§ **Exercise prompt**:
Omit all pictures. Copy the rest of the material exactly.

[Entries with figure data]
************
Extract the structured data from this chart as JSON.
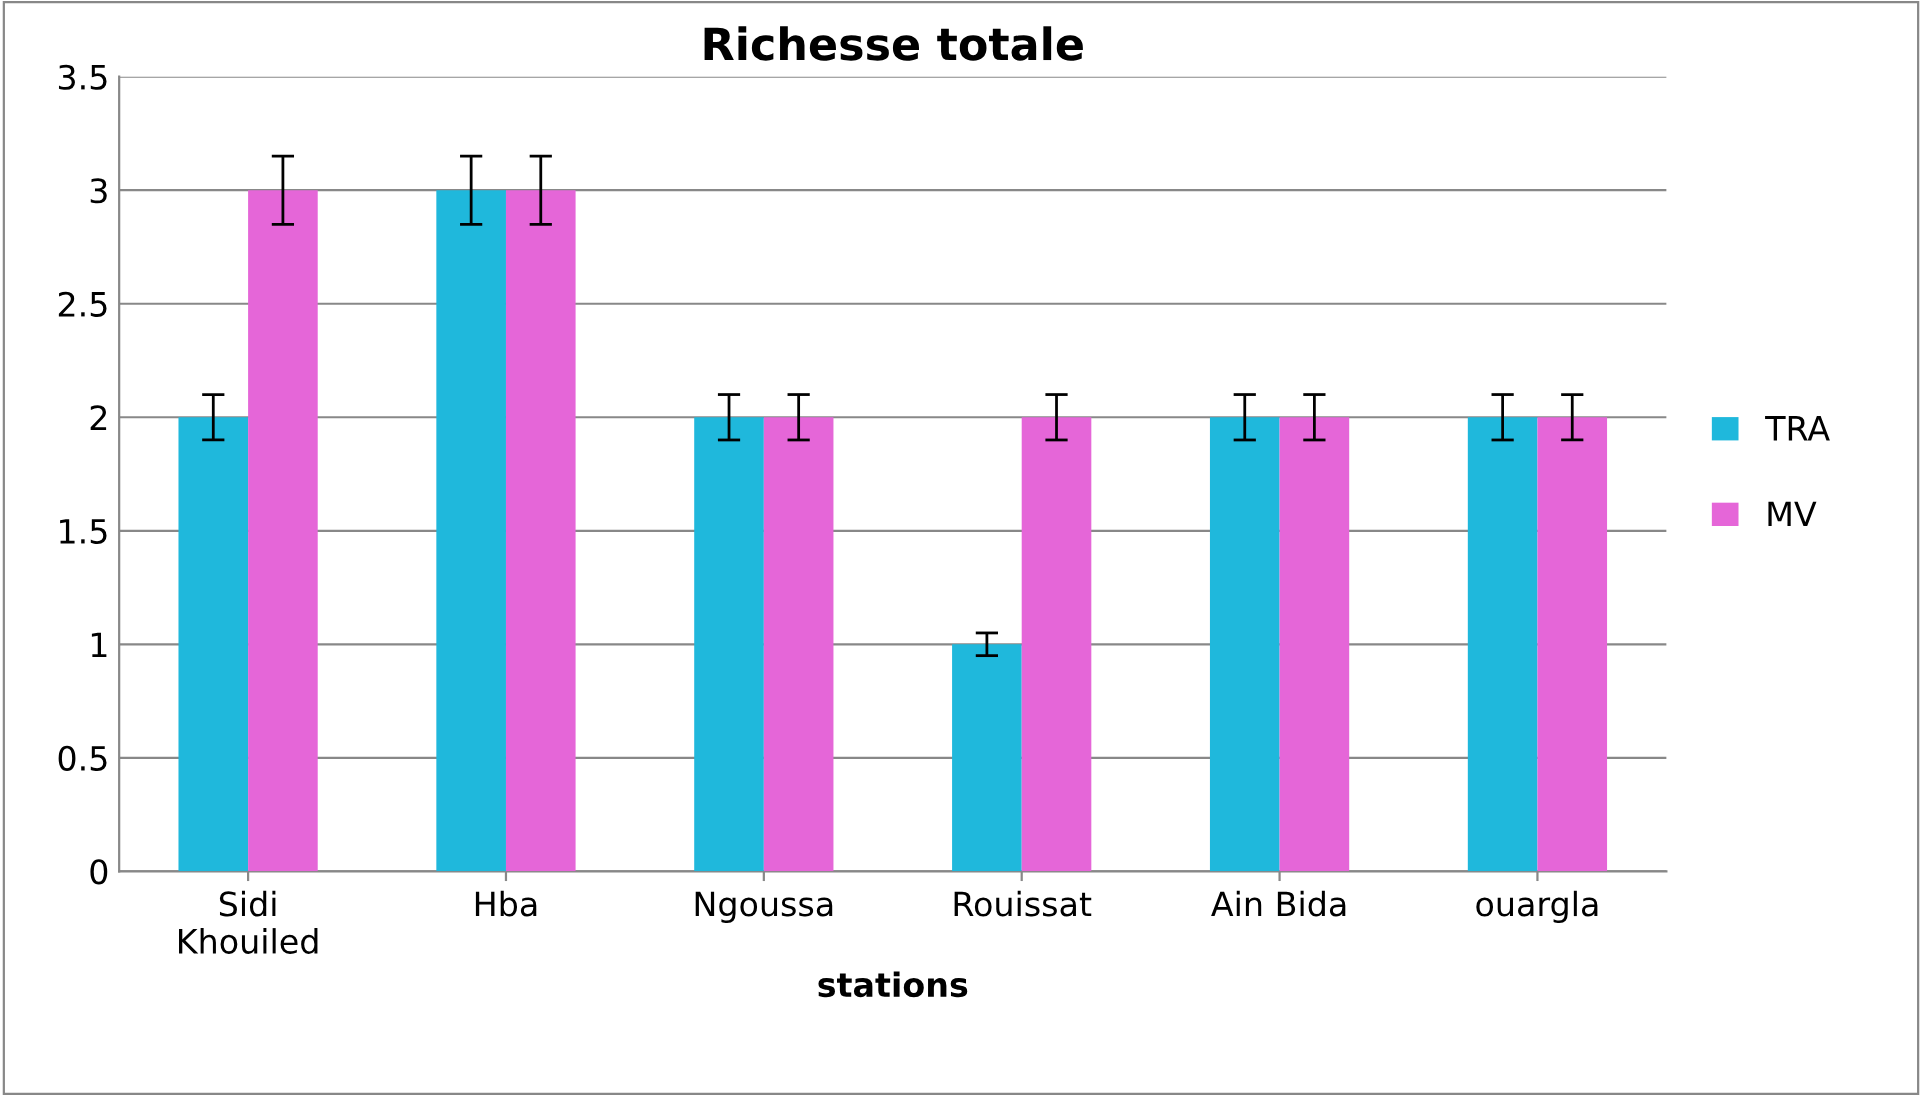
{
  "chart_data": {
    "type": "bar",
    "title": "Richesse totale",
    "xlabel": "stations",
    "categories": [
      "Sidi\nKhouiled",
      "Hba",
      "Ngoussa",
      "Rouissat",
      "Ain Bida",
      "ouargla"
    ],
    "series": [
      {
        "name": "TRA",
        "color": "#1fb8dc",
        "values": [
          2,
          3,
          2,
          1,
          2,
          2
        ],
        "errors": [
          0.1,
          0.15,
          0.1,
          0.05,
          0.1,
          0.1
        ]
      },
      {
        "name": "MV",
        "color": "#e566d8",
        "values": [
          3,
          3,
          2,
          2,
          2,
          2
        ],
        "errors": [
          0.15,
          0.15,
          0.1,
          0.1,
          0.1,
          0.1
        ]
      }
    ],
    "ylim": [
      0,
      3.5
    ],
    "yticks": [
      0,
      0.5,
      1,
      1.5,
      2,
      2.5,
      3,
      3.5
    ],
    "grid": "y",
    "legend": "right"
  }
}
************
§ **Exercise solution**:
Extract the structured data from this chart as JSON.
{
  "chart_data": {
    "type": "bar",
    "title": "Richesse totale",
    "xlabel": "stations",
    "categories": [
      "Sidi\nKhouiled",
      "Hba",
      "Ngoussa",
      "Rouissat",
      "Ain Bida",
      "ouargla"
    ],
    "series": [
      {
        "name": "TRA",
        "color": "#1fb8dc",
        "values": [
          2,
          3,
          2,
          1,
          2,
          2
        ],
        "errors": [
          0.1,
          0.15,
          0.1,
          0.05,
          0.1,
          0.1
        ]
      },
      {
        "name": "MV",
        "color": "#e566d8",
        "values": [
          3,
          3,
          2,
          2,
          2,
          2
        ],
        "errors": [
          0.15,
          0.15,
          0.1,
          0.1,
          0.1,
          0.1
        ]
      }
    ],
    "ylim": [
      0,
      3.5
    ],
    "yticks": [
      0,
      0.5,
      1,
      1.5,
      2,
      2.5,
      3,
      3.5
    ],
    "grid": "y",
    "legend": "right"
  }
}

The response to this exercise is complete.